To be done:
The entries below should be quoted exactly, with no pictures carried over.

Input rows:
○ ○ ○ ○ ○ ○ ○
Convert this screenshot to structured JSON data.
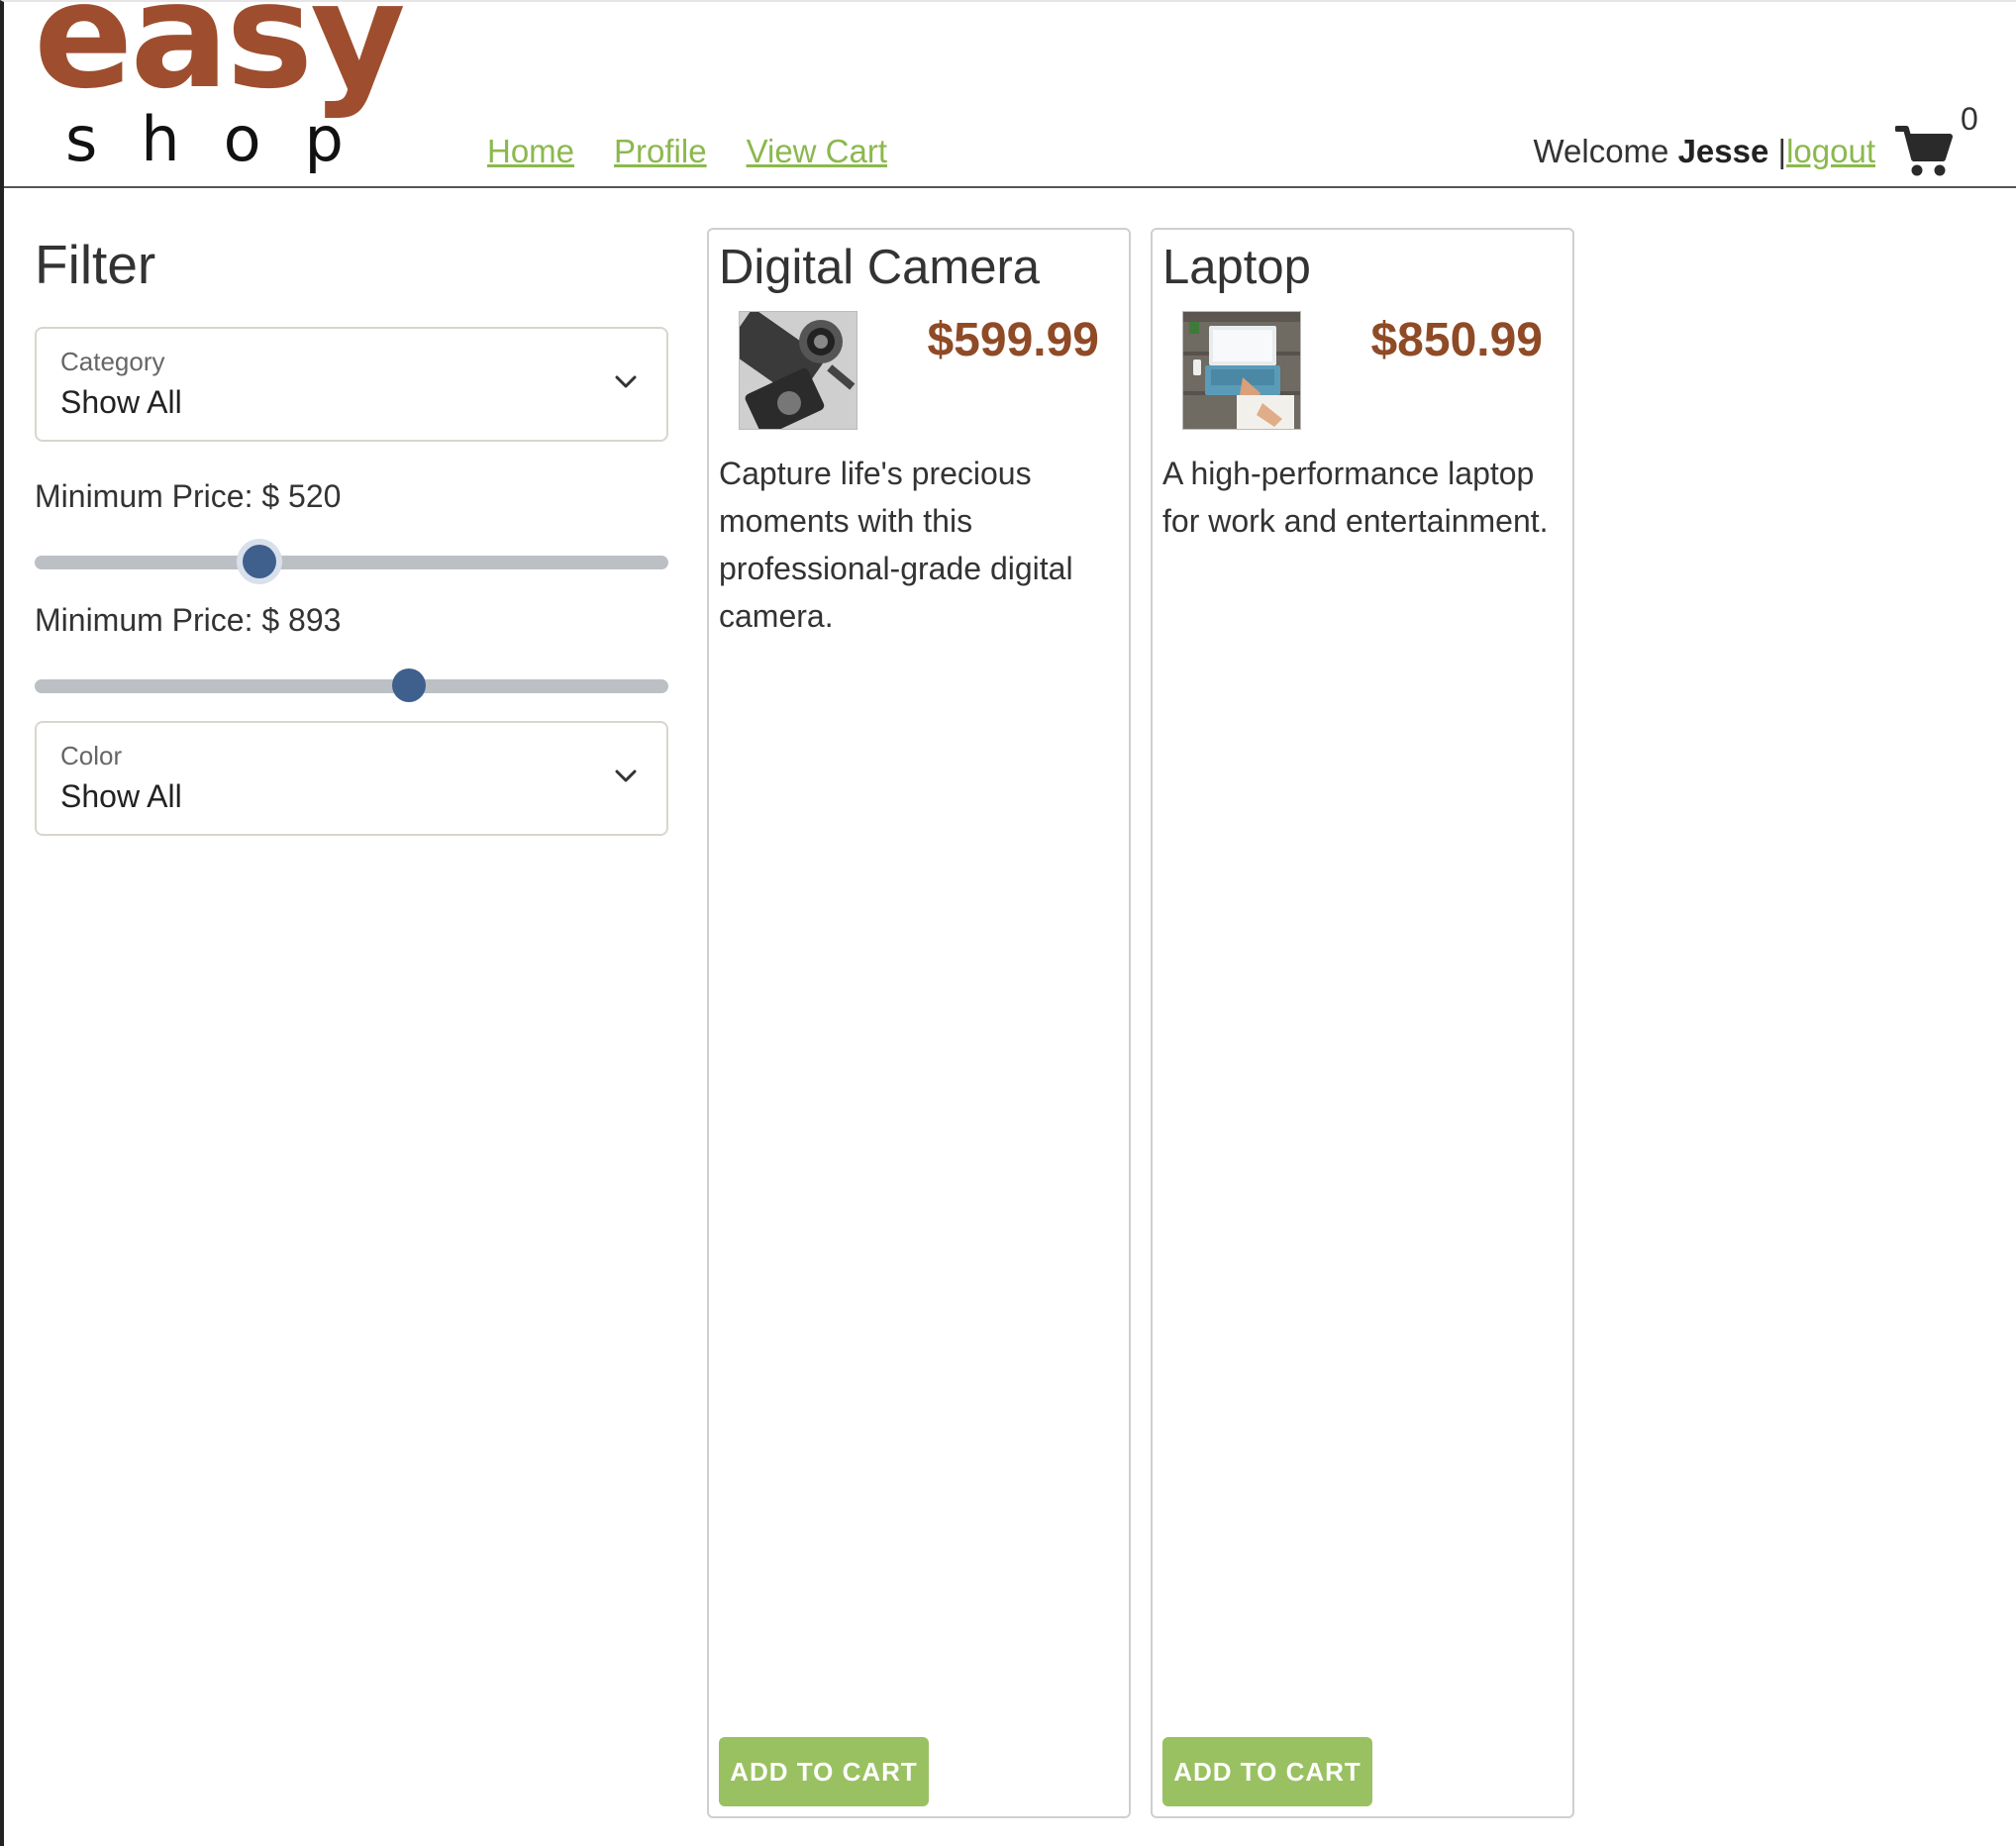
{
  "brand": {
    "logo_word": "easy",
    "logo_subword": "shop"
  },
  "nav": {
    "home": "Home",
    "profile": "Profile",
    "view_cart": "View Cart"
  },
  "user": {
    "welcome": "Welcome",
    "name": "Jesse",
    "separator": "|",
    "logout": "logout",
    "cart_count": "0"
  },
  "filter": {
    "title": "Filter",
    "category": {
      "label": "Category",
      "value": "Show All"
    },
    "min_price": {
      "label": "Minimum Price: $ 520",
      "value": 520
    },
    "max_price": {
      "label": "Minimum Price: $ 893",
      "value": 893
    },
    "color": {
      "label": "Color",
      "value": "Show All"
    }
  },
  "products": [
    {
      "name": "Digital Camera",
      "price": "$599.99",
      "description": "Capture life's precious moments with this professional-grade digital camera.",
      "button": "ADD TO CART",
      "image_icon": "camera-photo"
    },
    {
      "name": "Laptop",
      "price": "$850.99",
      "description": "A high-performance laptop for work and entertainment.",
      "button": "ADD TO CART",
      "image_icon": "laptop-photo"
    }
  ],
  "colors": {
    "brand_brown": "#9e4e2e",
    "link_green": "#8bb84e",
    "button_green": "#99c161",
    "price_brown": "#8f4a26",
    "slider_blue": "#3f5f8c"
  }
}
○ ○ ○ ○ ○ ○ ○
Answer to the exercise:
Convert this screenshot to structured JSON data.
{
  "brand": {
    "logo_word": "easy",
    "logo_subword": "shop"
  },
  "nav": {
    "home": "Home",
    "profile": "Profile",
    "view_cart": "View Cart"
  },
  "user": {
    "welcome": "Welcome",
    "name": "Jesse",
    "separator": "|",
    "logout": "logout",
    "cart_count": "0"
  },
  "filter": {
    "title": "Filter",
    "category": {
      "label": "Category",
      "value": "Show All"
    },
    "min_price": {
      "label": "Minimum Price: $ 520",
      "value": 520
    },
    "max_price": {
      "label": "Minimum Price: $ 893",
      "value": 893
    },
    "color": {
      "label": "Color",
      "value": "Show All"
    }
  },
  "products": [
    {
      "name": "Digital Camera",
      "price": "$599.99",
      "description": "Capture life's precious moments with this professional-grade digital camera.",
      "button": "ADD TO CART",
      "image_icon": "camera-photo"
    },
    {
      "name": "Laptop",
      "price": "$850.99",
      "description": "A high-performance laptop for work and entertainment.",
      "button": "ADD TO CART",
      "image_icon": "laptop-photo"
    }
  ],
  "colors": {
    "brand_brown": "#9e4e2e",
    "link_green": "#8bb84e",
    "button_green": "#99c161",
    "price_brown": "#8f4a26",
    "slider_blue": "#3f5f8c"
  }
}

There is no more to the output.